Data section:
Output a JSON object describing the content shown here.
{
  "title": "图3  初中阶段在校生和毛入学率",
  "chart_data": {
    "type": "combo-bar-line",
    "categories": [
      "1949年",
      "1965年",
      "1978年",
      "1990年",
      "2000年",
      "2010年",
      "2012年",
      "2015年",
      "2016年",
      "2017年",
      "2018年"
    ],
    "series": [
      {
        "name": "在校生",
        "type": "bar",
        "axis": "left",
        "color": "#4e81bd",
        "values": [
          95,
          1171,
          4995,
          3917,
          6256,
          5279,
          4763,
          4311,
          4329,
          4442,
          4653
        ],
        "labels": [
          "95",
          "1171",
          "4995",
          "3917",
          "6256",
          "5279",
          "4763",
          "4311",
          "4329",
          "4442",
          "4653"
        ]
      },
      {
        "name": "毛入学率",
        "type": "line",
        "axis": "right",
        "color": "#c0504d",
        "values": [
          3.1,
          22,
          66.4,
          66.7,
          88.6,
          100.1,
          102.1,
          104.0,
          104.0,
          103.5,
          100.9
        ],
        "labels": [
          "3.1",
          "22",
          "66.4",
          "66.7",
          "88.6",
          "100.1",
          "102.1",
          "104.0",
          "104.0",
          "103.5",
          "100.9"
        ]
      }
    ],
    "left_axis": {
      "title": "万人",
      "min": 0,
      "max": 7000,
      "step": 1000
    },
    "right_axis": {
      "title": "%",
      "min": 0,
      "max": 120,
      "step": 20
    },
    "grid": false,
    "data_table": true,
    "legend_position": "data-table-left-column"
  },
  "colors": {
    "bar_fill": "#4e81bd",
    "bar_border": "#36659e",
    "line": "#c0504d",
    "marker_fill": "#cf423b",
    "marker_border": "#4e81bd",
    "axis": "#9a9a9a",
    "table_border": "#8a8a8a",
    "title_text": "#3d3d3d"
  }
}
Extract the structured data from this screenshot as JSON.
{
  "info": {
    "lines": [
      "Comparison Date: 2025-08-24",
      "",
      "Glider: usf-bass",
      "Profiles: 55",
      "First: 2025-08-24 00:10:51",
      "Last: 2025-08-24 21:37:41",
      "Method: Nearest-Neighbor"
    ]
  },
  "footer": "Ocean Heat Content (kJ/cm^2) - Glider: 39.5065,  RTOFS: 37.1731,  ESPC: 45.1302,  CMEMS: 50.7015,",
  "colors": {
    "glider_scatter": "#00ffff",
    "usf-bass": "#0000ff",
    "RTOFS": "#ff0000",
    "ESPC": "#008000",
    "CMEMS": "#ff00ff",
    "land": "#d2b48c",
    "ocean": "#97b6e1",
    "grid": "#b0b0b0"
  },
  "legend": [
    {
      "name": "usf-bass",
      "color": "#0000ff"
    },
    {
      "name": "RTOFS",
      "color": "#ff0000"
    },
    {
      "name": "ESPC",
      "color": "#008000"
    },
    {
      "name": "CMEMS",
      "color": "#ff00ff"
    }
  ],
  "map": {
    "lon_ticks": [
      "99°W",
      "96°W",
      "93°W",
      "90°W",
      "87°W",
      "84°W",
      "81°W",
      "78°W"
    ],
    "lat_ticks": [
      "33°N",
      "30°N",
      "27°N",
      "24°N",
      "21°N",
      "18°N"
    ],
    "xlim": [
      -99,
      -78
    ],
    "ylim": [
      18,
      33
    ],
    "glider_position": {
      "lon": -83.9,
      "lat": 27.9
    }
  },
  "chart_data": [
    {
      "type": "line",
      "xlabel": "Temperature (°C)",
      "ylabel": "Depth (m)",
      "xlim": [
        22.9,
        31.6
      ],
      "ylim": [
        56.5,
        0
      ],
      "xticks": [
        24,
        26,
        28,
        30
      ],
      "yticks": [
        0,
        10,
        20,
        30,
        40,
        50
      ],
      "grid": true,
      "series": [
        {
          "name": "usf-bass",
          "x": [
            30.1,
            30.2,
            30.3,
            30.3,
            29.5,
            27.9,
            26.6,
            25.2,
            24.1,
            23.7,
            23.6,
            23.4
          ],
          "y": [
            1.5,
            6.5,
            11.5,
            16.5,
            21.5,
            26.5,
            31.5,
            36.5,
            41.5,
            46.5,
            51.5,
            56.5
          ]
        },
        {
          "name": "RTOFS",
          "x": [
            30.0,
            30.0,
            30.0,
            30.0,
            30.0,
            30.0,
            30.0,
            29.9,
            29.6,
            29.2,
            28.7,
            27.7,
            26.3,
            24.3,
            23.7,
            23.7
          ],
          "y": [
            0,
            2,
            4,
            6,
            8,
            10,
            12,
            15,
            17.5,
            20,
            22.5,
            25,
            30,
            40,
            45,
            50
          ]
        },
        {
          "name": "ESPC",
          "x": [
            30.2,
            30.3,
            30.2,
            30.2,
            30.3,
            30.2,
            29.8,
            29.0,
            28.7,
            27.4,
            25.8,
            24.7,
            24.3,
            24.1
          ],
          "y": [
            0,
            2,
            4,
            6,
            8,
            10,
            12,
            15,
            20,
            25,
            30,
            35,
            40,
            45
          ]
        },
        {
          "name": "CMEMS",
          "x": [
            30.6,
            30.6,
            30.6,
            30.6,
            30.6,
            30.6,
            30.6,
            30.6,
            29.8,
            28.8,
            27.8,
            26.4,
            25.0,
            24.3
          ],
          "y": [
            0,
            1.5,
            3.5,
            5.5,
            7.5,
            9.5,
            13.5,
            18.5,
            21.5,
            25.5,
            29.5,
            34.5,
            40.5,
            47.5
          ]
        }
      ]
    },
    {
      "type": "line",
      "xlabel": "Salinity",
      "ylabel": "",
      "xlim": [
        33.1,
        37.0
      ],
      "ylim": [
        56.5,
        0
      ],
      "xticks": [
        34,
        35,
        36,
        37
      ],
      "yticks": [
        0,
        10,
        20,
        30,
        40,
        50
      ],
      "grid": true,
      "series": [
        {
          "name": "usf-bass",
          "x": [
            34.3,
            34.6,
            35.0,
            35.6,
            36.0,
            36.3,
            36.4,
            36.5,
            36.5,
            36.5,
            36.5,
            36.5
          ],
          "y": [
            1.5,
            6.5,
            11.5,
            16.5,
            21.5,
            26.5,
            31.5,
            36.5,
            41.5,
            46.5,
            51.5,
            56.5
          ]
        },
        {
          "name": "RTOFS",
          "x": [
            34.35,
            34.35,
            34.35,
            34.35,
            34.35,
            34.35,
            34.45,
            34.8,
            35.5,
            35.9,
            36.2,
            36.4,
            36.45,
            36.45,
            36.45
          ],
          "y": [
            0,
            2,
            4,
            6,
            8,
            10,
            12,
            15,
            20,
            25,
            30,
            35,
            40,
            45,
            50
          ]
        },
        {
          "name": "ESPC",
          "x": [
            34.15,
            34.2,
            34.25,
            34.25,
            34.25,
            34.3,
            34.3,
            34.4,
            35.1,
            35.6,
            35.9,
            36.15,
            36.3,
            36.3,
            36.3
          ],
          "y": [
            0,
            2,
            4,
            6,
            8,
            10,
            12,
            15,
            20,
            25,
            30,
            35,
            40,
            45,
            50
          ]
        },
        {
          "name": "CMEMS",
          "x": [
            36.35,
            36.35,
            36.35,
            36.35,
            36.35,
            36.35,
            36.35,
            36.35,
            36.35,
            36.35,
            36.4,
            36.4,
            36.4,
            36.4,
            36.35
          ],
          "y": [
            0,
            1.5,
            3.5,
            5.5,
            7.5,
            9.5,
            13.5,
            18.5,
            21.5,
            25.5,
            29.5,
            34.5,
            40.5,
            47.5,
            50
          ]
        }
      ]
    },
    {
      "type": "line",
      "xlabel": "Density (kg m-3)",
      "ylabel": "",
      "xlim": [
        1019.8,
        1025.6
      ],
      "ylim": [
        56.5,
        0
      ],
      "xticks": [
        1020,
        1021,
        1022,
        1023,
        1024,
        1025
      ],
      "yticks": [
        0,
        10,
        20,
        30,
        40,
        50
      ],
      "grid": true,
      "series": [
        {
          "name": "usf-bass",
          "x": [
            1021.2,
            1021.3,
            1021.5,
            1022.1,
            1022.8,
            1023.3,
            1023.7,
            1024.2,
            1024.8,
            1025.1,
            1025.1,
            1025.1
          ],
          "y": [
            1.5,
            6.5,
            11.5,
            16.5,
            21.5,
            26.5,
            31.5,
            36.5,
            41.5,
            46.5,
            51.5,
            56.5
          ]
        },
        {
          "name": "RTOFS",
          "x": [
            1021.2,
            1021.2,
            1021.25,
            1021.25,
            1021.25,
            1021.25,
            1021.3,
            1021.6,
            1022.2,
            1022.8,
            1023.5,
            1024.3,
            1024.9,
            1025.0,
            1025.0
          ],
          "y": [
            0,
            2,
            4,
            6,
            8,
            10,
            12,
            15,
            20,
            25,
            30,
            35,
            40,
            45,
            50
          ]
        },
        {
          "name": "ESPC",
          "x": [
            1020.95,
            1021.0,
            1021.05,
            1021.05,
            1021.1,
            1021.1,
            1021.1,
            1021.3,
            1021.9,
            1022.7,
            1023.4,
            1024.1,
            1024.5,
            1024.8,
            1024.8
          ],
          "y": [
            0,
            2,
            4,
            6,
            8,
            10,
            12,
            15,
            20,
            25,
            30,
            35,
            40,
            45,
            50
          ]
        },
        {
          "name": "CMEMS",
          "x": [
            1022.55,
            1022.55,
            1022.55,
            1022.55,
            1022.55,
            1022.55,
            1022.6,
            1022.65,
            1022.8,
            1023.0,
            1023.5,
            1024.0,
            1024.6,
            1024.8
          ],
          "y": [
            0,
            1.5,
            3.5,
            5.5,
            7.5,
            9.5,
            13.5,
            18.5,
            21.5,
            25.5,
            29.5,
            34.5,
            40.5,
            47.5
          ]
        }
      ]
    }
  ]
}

Set exercise: Using the listing above, list every line in which the string "JSON" occurs.

Final answer:
Output a JSON object describing the content shown here.
Extract the structured data from this screenshot as JSON.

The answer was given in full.